Supplied material:
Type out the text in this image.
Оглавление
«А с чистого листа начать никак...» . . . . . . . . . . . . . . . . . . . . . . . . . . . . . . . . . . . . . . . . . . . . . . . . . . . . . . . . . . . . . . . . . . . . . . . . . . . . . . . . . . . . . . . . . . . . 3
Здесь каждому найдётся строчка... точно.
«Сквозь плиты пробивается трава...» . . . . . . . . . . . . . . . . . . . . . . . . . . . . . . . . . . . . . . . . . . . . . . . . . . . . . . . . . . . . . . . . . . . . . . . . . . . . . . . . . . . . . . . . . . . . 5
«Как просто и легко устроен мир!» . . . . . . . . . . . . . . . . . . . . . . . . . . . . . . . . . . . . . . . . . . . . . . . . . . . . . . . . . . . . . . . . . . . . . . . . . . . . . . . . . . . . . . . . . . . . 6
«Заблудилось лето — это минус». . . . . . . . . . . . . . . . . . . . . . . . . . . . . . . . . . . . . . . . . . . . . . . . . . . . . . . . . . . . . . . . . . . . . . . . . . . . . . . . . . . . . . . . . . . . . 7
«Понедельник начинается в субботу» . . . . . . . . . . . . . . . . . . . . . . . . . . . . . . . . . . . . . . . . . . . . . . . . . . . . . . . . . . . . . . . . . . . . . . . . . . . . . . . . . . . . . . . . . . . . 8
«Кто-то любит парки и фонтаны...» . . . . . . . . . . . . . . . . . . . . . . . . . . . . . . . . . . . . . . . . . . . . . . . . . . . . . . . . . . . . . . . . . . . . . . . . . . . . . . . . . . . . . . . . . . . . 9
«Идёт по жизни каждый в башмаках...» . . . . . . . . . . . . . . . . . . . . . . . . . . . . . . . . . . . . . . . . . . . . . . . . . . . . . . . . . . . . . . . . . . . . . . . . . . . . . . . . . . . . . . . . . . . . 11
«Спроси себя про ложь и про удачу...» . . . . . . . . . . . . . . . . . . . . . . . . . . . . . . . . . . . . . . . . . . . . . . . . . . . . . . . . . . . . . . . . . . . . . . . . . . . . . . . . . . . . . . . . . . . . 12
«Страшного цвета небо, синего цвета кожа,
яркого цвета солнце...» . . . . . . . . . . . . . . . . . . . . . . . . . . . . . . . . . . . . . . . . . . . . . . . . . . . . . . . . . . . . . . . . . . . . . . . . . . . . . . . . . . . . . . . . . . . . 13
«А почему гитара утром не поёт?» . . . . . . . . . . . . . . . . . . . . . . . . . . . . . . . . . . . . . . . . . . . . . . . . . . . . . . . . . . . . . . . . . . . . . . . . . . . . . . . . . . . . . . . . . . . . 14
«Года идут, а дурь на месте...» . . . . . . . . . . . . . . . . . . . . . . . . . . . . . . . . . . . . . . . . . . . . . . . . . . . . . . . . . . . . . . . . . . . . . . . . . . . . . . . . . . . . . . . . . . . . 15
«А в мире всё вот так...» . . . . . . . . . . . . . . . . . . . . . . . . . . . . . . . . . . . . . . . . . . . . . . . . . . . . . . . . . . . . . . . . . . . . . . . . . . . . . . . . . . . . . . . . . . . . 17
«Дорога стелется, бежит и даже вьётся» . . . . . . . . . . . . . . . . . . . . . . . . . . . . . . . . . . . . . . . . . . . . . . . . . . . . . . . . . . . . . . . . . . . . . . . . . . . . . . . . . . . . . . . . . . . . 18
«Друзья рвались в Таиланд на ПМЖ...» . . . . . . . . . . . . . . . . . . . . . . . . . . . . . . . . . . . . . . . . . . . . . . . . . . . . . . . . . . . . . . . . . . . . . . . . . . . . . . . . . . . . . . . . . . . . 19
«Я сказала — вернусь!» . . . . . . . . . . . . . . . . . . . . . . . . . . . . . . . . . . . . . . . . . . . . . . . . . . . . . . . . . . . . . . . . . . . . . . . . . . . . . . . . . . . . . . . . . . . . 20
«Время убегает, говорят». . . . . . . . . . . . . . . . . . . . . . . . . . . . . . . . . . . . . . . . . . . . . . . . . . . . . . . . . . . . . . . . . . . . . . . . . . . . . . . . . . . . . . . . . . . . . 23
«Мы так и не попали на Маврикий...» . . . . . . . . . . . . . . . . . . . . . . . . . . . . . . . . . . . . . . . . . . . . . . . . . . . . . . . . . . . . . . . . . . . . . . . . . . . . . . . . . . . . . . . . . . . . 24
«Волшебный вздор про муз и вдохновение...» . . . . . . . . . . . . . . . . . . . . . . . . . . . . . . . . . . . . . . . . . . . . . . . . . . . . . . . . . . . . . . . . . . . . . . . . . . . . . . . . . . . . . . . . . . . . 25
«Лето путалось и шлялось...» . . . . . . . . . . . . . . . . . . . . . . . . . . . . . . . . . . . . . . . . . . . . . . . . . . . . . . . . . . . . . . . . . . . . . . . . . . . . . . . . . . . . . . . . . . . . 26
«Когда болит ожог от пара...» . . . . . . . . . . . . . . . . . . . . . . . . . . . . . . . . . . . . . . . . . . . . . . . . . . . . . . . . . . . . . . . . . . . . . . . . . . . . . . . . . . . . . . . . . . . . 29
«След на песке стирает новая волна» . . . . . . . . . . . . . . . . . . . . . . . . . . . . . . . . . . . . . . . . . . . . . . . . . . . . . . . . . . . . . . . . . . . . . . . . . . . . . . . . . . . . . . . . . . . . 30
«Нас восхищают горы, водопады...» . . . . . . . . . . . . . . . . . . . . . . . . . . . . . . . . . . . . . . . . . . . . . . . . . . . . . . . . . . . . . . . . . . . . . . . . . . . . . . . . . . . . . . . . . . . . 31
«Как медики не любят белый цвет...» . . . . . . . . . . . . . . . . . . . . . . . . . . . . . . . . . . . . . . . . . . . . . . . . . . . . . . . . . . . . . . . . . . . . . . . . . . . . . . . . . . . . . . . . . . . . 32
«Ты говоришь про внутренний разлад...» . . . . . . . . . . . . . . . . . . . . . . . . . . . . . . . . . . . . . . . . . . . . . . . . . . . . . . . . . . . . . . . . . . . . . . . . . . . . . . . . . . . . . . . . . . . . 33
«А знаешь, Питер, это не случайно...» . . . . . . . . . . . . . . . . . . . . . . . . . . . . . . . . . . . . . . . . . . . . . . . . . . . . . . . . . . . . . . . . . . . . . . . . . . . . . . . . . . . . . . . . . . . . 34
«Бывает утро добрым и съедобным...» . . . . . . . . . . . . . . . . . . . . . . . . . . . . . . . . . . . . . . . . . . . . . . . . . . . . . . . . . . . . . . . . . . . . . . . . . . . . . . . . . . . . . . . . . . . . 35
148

Exercise instructions:
Check the records above line by line and tally those holding the string "цвета". Answer with the number only.

Correct response:
2